Monday, October 3, 2011

Gene found that is responsible for waking you up

A single gene, coding for a protein that is part of a mechanism involved with setting your internal clock, seems to be responsible for creating a biological wake up call. It was already known that humans have a biological clock that ticks with a certain rhythm. This is how we maintain our daily cycle. In a recent study, the gene KDM5A was found to be responsible for activating the internal circuit that makes us wake up from sleep, without an alarm clock. KDM5A codes for a protein called JARID1a, which functions as a biochemical switch that sets it all in motion. While the mechanism behind our daily, circadian rhythm was already known, it was not clear what gave the signal to start up our physiological functions.

Studying JARID1a might give us more insight in how our body sets our sleep-wake cycle. This can help us in unraveling how sleep disorders work. It may also allow us to modify our sleeping pattern, as modifying the activity of JARID1a, or its gene KDM5A, could change the time our body wants to wake us up.

Our internal clock resides in a brain area called the suprachiasmatic nucleus (SCN). Here, external input is relayed to the pineal gland deep inside the brain. This small organ is responsible for making melatonin, which is produced rhythmically, and is used to keep our biological clock functioning. Melatonin levels peak at night, while at day the production is significantly lowered. The daily rhythm by which the SCN signals to the pineal gland is built in, but can be modified by external input that enters the body through the eyes: light. Light is the most important factor for setting our daily rhythm. 

We do not only have an internal clock that regulates our sleep-wake cycles. There are many more clocks, taking care of various rhythmic functions. Secretion of hormones, blood pressure and muscle strength are factors that change rhythmically. The SCN not only signals to the pineal gland for the production of the 'sleep hormone' melatonine, but also produces various proteins involved with setting rhythmic behaviour: the so-called PER proteins have a role in, for example, varying the level of metabolism during day and night. However the SCN is considered as the 'master clock', there are also more clocks insider our bodies. Liver cells, for example, behave rhythmically in response to feeding, but there are clocks found in many organs, regulating various forms of behaviour.

A new drug that affects JARID1a would be welcome, as I'd like to be more of a morning person.

■ YOUR INSTRUCTIONS ■
In the article on the wake-up gene, which protein does the gene KDM5A code for?

Stored entries
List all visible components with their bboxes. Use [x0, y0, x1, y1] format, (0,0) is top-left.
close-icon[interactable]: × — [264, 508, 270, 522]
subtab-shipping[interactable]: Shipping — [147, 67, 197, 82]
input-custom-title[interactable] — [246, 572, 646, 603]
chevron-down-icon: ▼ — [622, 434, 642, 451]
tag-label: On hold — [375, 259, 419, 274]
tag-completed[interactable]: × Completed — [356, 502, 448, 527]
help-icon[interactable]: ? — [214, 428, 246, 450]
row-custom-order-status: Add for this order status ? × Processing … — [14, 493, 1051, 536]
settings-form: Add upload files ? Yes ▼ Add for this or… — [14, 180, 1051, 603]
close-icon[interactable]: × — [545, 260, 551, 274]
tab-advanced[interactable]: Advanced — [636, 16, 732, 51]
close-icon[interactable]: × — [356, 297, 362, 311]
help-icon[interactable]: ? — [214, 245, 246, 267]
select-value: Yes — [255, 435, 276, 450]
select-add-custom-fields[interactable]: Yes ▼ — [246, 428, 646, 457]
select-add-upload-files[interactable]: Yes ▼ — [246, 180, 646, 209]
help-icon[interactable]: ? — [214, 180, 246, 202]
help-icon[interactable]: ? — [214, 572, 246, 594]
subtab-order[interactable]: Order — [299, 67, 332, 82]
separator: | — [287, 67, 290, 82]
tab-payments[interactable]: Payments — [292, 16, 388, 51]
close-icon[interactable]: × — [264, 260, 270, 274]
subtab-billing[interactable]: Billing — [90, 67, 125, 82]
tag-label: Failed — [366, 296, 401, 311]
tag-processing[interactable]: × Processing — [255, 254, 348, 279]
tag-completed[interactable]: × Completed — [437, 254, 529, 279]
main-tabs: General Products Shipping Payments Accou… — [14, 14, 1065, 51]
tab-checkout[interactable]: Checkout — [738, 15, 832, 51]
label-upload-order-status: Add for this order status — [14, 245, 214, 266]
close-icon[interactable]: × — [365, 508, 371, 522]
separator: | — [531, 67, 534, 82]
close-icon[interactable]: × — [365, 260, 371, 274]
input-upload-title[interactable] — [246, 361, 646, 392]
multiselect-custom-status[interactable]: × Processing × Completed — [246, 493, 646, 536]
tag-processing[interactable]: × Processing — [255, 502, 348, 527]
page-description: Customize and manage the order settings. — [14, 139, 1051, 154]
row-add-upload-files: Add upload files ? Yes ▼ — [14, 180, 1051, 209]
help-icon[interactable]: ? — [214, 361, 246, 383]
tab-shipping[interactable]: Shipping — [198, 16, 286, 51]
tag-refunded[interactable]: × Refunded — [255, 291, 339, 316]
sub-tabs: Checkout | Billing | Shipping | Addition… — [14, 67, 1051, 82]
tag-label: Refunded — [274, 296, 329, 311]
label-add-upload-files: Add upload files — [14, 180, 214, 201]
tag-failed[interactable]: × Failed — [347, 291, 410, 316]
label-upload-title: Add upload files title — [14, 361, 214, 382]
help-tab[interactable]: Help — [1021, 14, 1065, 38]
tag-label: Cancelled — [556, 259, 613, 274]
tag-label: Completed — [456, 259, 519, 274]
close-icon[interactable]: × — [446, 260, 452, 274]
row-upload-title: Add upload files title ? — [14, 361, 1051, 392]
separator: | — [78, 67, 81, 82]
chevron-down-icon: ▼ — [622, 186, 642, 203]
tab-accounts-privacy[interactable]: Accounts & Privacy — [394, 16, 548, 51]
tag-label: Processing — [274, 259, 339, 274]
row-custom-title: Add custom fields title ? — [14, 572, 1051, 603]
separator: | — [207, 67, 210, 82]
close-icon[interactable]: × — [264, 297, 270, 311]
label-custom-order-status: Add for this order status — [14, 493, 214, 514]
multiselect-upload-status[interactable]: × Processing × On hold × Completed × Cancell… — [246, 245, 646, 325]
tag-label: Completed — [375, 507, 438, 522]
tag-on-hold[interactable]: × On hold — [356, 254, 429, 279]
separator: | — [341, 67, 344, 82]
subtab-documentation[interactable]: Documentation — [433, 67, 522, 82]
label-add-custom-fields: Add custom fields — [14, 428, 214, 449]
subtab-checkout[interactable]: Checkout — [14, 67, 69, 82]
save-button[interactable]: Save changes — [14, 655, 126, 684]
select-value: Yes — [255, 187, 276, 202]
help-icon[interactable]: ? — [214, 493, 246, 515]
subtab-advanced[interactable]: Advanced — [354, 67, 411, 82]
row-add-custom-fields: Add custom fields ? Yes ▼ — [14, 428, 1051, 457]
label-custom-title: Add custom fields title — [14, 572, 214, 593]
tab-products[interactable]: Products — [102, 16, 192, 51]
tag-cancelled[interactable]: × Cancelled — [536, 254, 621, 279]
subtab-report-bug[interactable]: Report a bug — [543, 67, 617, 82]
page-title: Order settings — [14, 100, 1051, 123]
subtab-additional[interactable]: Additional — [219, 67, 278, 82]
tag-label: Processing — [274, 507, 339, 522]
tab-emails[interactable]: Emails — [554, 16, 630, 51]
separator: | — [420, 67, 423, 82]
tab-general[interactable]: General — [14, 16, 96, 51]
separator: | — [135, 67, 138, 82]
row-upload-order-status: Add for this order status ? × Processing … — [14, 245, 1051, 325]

■ ANSWER ■
KDM5A codes for a protein called JARID1a.